TASK: Drop the pictures from the entries below, then reproduce the rest exactly.

ROWS:
__________
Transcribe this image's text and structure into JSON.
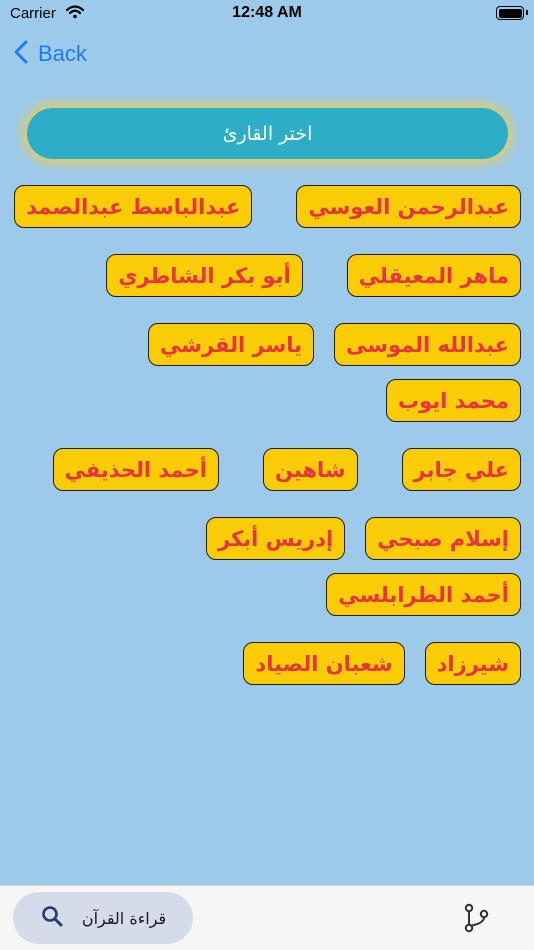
{
  "status_bar": {
    "carrier": "Carrier",
    "time": "12:48 AM"
  },
  "nav": {
    "back_label": "Back",
    "accent_color": "#1d7cf2"
  },
  "title": "اختر القارئ",
  "reciters": [
    "عبدالرحمن العوسي",
    "عبدالباسط عبدالصمد",
    "ماهر المعيقلي",
    "أبو بكر الشاطري",
    "عبدالله الموسى",
    "ياسر القرشي",
    "محمد ايوب",
    "علي جابر",
    "شاهين",
    "أحمد الحذيفي",
    "إسلام صبحي",
    "إدريس أبكر",
    "أحمد الطرابلسي",
    "شيرزاد",
    "شعبان الصياد"
  ],
  "tab_bar": {
    "tabs": [
      {
        "label": "قراءة القرآن",
        "icon": "search-icon",
        "selected": true
      },
      {
        "label": "",
        "icon": "branch-icon",
        "selected": false
      }
    ]
  },
  "colors": {
    "background": "#9dcaea",
    "title_pill": "#2eaec6",
    "button_fill": "#f9cc06",
    "button_text": "#e7343f"
  }
}
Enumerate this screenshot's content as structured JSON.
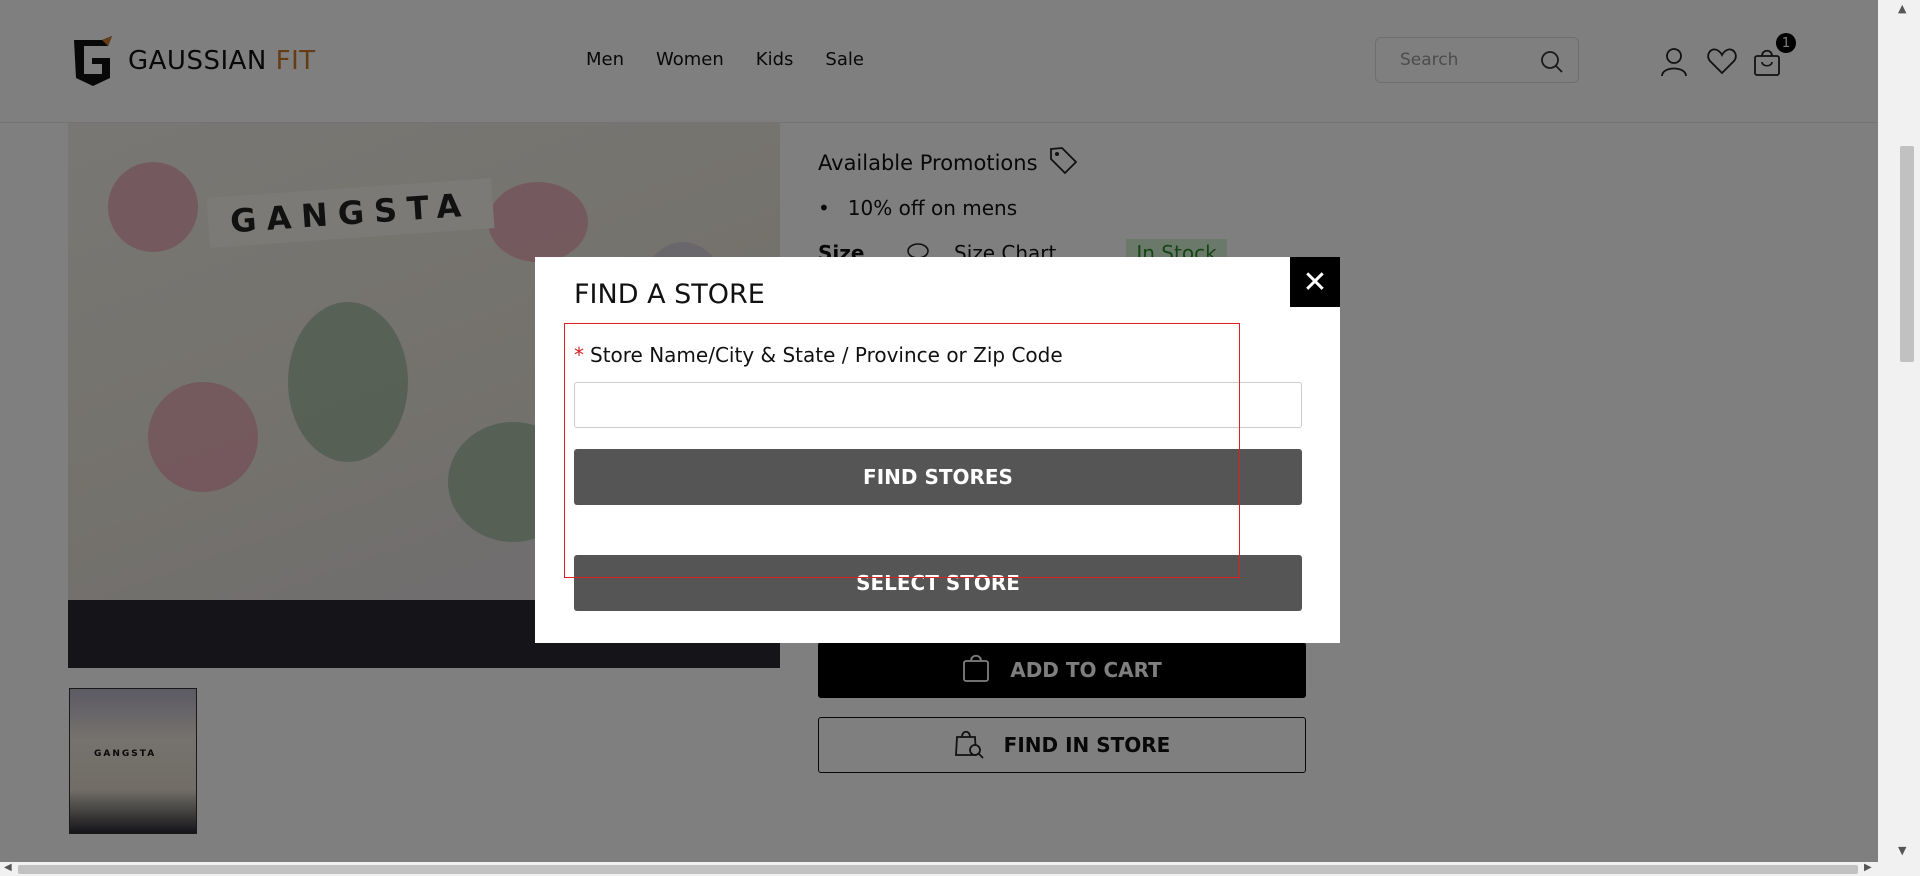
__________
EXERCISE ANSWER:
Transcribe this image's text and structure into JSON.
{
  "status_bar": {
    "carrier": "Carrier",
    "time": "12:48 AM"
  },
  "nav": {
    "back_label": "Back",
    "accent_color": "#1d7cf2"
  },
  "title": "اختر القارئ",
  "reciters": [
    "عبدالرحمن العوسي",
    "عبدالباسط عبدالصمد",
    "ماهر المعيقلي",
    "أبو بكر الشاطري",
    "عبدالله الموسى",
    "ياسر القرشي",
    "محمد ايوب",
    "علي جابر",
    "شاهين",
    "أحمد الحذيفي",
    "إسلام صبحي",
    "إدريس أبكر",
    "أحمد الطرابلسي",
    "شيرزاد",
    "شعبان الصياد"
  ],
  "tab_bar": {
    "tabs": [
      {
        "label": "قراءة القرآن",
        "icon": "search-icon",
        "selected": true
      },
      {
        "label": "",
        "icon": "branch-icon",
        "selected": false
      }
    ]
  },
  "colors": {
    "background": "#9dcaea",
    "title_pill": "#2eaec6",
    "button_fill": "#f9cc06",
    "button_text": "#e7343f"
  }
}
Enumerate this screenshot's content as structured JSON.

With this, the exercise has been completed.